[Begin]

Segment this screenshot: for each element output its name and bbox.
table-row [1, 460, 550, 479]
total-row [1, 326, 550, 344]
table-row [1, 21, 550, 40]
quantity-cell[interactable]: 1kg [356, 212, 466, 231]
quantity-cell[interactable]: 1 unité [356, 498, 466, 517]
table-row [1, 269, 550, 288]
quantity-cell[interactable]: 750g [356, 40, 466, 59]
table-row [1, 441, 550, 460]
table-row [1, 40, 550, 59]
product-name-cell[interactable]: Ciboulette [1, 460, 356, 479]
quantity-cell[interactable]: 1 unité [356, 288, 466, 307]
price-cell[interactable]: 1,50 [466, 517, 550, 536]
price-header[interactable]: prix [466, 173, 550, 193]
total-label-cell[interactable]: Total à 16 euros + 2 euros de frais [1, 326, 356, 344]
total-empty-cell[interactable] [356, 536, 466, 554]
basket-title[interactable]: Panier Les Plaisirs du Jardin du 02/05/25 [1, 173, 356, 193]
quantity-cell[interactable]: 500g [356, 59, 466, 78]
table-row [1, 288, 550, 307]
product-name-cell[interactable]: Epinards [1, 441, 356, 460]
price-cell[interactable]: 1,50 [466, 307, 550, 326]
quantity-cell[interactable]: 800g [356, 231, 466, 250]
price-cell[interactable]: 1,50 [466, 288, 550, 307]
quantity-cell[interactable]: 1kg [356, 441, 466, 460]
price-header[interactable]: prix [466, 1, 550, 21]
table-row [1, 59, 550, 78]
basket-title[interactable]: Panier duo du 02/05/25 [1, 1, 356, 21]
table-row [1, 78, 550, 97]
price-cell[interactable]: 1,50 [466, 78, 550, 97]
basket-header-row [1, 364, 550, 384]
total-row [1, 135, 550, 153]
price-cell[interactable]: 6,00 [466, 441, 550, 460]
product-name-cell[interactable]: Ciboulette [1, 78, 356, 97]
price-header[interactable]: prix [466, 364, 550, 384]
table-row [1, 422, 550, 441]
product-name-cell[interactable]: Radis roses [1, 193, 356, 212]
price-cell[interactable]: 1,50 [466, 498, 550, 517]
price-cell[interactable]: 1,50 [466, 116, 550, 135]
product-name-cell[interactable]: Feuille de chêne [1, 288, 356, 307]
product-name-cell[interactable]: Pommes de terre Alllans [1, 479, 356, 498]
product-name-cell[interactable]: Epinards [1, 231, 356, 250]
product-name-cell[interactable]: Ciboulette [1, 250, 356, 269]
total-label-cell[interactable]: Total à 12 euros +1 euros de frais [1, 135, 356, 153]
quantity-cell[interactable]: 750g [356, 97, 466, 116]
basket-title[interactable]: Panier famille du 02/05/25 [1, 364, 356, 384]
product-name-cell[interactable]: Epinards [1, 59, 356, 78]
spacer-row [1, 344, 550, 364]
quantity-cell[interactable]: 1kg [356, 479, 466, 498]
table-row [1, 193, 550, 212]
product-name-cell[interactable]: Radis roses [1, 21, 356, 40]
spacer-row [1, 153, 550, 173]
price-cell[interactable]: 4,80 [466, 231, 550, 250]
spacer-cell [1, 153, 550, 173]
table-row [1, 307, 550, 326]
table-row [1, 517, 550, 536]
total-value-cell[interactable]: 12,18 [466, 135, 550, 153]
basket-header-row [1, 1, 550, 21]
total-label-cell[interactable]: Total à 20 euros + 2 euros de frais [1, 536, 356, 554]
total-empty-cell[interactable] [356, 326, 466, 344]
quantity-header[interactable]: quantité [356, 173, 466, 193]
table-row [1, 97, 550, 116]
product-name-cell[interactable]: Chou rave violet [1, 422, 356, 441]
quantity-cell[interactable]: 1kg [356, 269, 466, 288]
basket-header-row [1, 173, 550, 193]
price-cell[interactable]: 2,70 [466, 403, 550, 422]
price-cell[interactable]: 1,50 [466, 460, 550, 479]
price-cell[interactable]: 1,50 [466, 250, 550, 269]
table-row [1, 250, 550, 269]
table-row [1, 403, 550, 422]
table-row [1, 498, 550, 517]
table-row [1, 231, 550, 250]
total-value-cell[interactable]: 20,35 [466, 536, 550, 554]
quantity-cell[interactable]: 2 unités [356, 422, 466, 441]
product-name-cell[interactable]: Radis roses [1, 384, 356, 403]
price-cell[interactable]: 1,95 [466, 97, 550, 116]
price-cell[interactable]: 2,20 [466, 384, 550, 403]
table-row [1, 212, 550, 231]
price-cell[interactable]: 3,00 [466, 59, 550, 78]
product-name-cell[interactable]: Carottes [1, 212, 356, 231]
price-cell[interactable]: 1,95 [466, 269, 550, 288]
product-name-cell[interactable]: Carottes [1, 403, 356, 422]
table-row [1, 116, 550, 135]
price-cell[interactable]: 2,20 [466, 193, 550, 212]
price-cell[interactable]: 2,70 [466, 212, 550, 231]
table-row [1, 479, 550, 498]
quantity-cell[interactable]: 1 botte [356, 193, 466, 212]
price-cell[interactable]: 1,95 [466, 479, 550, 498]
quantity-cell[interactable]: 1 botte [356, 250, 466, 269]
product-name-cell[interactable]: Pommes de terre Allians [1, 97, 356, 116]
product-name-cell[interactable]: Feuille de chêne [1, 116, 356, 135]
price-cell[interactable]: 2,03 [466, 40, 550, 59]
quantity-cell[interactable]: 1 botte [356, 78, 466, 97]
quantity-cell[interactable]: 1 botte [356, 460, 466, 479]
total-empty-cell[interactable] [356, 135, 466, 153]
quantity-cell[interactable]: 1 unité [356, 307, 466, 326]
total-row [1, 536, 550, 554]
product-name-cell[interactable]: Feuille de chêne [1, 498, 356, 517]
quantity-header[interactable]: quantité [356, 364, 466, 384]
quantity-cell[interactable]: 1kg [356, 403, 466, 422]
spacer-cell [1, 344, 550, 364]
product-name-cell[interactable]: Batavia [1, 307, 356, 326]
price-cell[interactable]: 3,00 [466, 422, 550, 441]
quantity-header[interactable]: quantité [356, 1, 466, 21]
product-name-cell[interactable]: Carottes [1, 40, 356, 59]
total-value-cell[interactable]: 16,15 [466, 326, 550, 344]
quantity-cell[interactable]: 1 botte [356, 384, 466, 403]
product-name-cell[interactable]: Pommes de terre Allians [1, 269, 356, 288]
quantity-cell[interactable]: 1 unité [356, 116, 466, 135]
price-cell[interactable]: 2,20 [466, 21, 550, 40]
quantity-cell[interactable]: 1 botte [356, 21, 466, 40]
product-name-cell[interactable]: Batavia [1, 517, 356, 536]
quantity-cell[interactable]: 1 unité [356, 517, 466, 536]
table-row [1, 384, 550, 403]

[End]

== What to produce ==
Copy these lines word for word.

== The reply ==
Segment this screenshot: for each element output its name and bbox.
table-row [1, 460, 550, 479]
total-row [1, 326, 550, 344]
table-row [1, 21, 550, 40]
quantity-cell[interactable]: 1kg [356, 212, 466, 231]
quantity-cell[interactable]: 1 unité [356, 498, 466, 517]
table-row [1, 269, 550, 288]
quantity-cell[interactable]: 750g [356, 40, 466, 59]
table-row [1, 441, 550, 460]
table-row [1, 40, 550, 59]
product-name-cell[interactable]: Ciboulette [1, 460, 356, 479]
quantity-cell[interactable]: 1 unité [356, 288, 466, 307]
price-cell[interactable]: 1,50 [466, 517, 550, 536]
price-header[interactable]: prix [466, 173, 550, 193]
total-label-cell[interactable]: Total à 16 euros + 2 euros de frais [1, 326, 356, 344]
total-empty-cell[interactable] [356, 536, 466, 554]
basket-title[interactable]: Panier Les Plaisirs du Jardin du 02/05/25 [1, 173, 356, 193]
quantity-cell[interactable]: 500g [356, 59, 466, 78]
table-row [1, 288, 550, 307]
product-name-cell[interactable]: Epinards [1, 441, 356, 460]
price-cell[interactable]: 1,50 [466, 307, 550, 326]
quantity-cell[interactable]: 800g [356, 231, 466, 250]
price-cell[interactable]: 1,50 [466, 288, 550, 307]
quantity-cell[interactable]: 1kg [356, 441, 466, 460]
price-header[interactable]: prix [466, 1, 550, 21]
table-row [1, 59, 550, 78]
basket-title[interactable]: Panier duo du 02/05/25 [1, 1, 356, 21]
table-row [1, 78, 550, 97]
price-cell[interactable]: 1,50 [466, 78, 550, 97]
basket-header-row [1, 364, 550, 384]
total-row [1, 135, 550, 153]
price-cell[interactable]: 6,00 [466, 441, 550, 460]
product-name-cell[interactable]: Ciboulette [1, 78, 356, 97]
price-header[interactable]: prix [466, 364, 550, 384]
table-row [1, 422, 550, 441]
product-name-cell[interactable]: Radis roses [1, 193, 356, 212]
price-cell[interactable]: 1,50 [466, 498, 550, 517]
price-cell[interactable]: 1,50 [466, 116, 550, 135]
product-name-cell[interactable]: Feuille de chêne [1, 288, 356, 307]
product-name-cell[interactable]: Pommes de terre Alllans [1, 479, 356, 498]
product-name-cell[interactable]: Epinards [1, 231, 356, 250]
product-name-cell[interactable]: Ciboulette [1, 250, 356, 269]
total-label-cell[interactable]: Total à 12 euros +1 euros de frais [1, 135, 356, 153]
quantity-cell[interactable]: 750g [356, 97, 466, 116]
basket-title[interactable]: Panier famille du 02/05/25 [1, 364, 356, 384]
product-name-cell[interactable]: Epinards [1, 59, 356, 78]
spacer-row [1, 344, 550, 364]
quantity-cell[interactable]: 1kg [356, 479, 466, 498]
table-row [1, 193, 550, 212]
product-name-cell[interactable]: Radis roses [1, 21, 356, 40]
spacer-row [1, 153, 550, 173]
price-cell[interactable]: 4,80 [466, 231, 550, 250]
spacer-cell [1, 153, 550, 173]
table-row [1, 307, 550, 326]
table-row [1, 517, 550, 536]
total-value-cell[interactable]: 12,18 [466, 135, 550, 153]
basket-header-row [1, 1, 550, 21]
total-label-cell[interactable]: Total à 20 euros + 2 euros de frais [1, 536, 356, 554]
total-empty-cell[interactable] [356, 326, 466, 344]
quantity-header[interactable]: quantité [356, 173, 466, 193]
table-row [1, 97, 550, 116]
product-name-cell[interactable]: Chou rave violet [1, 422, 356, 441]
quantity-cell[interactable]: 1kg [356, 269, 466, 288]
basket-header-row [1, 173, 550, 193]
price-cell[interactable]: 2,70 [466, 403, 550, 422]
price-cell[interactable]: 1,50 [466, 460, 550, 479]
price-cell[interactable]: 1,50 [466, 250, 550, 269]
table-row [1, 250, 550, 269]
table-row [1, 403, 550, 422]
table-row [1, 498, 550, 517]
table-row [1, 231, 550, 250]
total-value-cell[interactable]: 20,35 [466, 536, 550, 554]
quantity-cell[interactable]: 2 unités [356, 422, 466, 441]
product-name-cell[interactable]: Radis roses [1, 384, 356, 403]
price-cell[interactable]: 1,95 [466, 97, 550, 116]
price-cell[interactable]: 2,20 [466, 384, 550, 403]
table-row [1, 212, 550, 231]
price-cell[interactable]: 3,00 [466, 59, 550, 78]
product-name-cell[interactable]: Carottes [1, 212, 356, 231]
price-cell[interactable]: 1,95 [466, 269, 550, 288]
product-name-cell[interactable]: Carottes [1, 403, 356, 422]
table-row [1, 116, 550, 135]
price-cell[interactable]: 2,20 [466, 193, 550, 212]
price-cell[interactable]: 2,70 [466, 212, 550, 231]
table-row [1, 479, 550, 498]
quantity-cell[interactable]: 1 botte [356, 193, 466, 212]
price-cell[interactable]: 1,95 [466, 479, 550, 498]
quantity-cell[interactable]: 1 botte [356, 250, 466, 269]
product-name-cell[interactable]: Pommes de terre Allians [1, 97, 356, 116]
product-name-cell[interactable]: Feuille de chêne [1, 116, 356, 135]
price-cell[interactable]: 2,03 [466, 40, 550, 59]
quantity-cell[interactable]: 1 botte [356, 78, 466, 97]
quantity-cell[interactable]: 1 botte [356, 460, 466, 479]
total-empty-cell[interactable] [356, 135, 466, 153]
quantity-cell[interactable]: 1 unité [356, 307, 466, 326]
total-row [1, 536, 550, 554]
product-name-cell[interactable]: Feuille de chêne [1, 498, 356, 517]
quantity-header[interactable]: quantité [356, 364, 466, 384]
quantity-cell[interactable]: 1kg [356, 403, 466, 422]
spacer-cell [1, 344, 550, 364]
product-name-cell[interactable]: Batavia [1, 307, 356, 326]
price-cell[interactable]: 3,00 [466, 422, 550, 441]
quantity-header[interactable]: quantité [356, 1, 466, 21]
product-name-cell[interactable]: Carottes [1, 40, 356, 59]
total-value-cell[interactable]: 16,15 [466, 326, 550, 344]
quantity-cell[interactable]: 1 botte [356, 384, 466, 403]
product-name-cell[interactable]: Pommes de terre Allians [1, 269, 356, 288]
quantity-cell[interactable]: 1 unité [356, 116, 466, 135]
price-cell[interactable]: 2,20 [466, 21, 550, 40]
quantity-cell[interactable]: 1 botte [356, 21, 466, 40]
product-name-cell[interactable]: Batavia [1, 517, 356, 536]
quantity-cell[interactable]: 1 unité [356, 517, 466, 536]
table-row [1, 384, 550, 403]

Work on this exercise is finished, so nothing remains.